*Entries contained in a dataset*
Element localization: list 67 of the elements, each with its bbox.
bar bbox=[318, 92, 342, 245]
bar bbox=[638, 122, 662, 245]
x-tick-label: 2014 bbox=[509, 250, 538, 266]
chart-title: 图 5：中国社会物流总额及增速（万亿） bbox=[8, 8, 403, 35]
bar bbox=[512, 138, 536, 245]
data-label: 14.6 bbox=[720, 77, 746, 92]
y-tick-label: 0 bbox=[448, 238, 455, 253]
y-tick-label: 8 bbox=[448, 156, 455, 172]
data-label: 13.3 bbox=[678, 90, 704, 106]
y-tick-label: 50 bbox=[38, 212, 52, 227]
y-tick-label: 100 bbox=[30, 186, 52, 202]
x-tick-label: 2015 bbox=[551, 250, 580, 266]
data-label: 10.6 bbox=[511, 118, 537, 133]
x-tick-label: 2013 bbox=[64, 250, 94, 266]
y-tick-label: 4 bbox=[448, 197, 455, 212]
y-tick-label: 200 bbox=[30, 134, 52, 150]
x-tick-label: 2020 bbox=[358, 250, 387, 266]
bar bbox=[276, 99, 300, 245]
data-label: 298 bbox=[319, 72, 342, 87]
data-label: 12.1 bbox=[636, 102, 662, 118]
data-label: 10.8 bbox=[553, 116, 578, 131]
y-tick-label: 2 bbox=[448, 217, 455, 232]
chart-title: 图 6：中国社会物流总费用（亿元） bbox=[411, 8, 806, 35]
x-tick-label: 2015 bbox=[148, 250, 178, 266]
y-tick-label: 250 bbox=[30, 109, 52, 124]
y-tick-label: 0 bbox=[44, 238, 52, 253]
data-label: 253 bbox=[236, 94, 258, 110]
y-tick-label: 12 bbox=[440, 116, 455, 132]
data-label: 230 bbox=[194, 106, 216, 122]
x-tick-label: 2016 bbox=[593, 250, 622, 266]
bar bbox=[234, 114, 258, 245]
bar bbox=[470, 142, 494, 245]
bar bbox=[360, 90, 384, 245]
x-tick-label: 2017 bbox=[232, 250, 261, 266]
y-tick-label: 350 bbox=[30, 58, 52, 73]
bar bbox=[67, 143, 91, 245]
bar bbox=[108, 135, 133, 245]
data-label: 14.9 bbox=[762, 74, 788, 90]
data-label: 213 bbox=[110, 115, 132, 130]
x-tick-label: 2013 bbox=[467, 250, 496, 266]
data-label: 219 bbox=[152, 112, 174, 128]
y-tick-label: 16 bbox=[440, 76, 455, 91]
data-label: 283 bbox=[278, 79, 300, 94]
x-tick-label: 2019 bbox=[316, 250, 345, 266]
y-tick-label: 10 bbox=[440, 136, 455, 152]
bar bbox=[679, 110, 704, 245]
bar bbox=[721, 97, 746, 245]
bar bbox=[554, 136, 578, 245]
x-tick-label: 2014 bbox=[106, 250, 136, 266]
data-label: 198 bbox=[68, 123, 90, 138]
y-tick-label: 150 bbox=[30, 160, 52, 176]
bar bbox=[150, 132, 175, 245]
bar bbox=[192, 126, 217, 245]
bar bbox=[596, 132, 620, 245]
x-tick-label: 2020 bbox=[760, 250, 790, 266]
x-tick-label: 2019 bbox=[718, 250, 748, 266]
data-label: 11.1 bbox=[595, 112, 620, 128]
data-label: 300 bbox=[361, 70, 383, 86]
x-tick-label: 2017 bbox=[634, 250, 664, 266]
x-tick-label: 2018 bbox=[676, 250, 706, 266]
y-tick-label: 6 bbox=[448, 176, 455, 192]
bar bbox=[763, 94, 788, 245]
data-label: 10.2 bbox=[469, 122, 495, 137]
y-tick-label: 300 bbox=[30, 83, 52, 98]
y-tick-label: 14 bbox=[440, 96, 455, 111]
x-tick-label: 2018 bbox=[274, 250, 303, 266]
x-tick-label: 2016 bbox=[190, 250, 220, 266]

*YOUR OBJECTIVE*
List each line of the entries above that contains the string "chart".

*CORRECT ANSWER*
chart-title: 图 5：中国社会物流总额及增速（万亿） bbox=[8, 8, 403, 35]
chart-title: 图 6：中国社会物流总费用（亿元） bbox=[411, 8, 806, 35]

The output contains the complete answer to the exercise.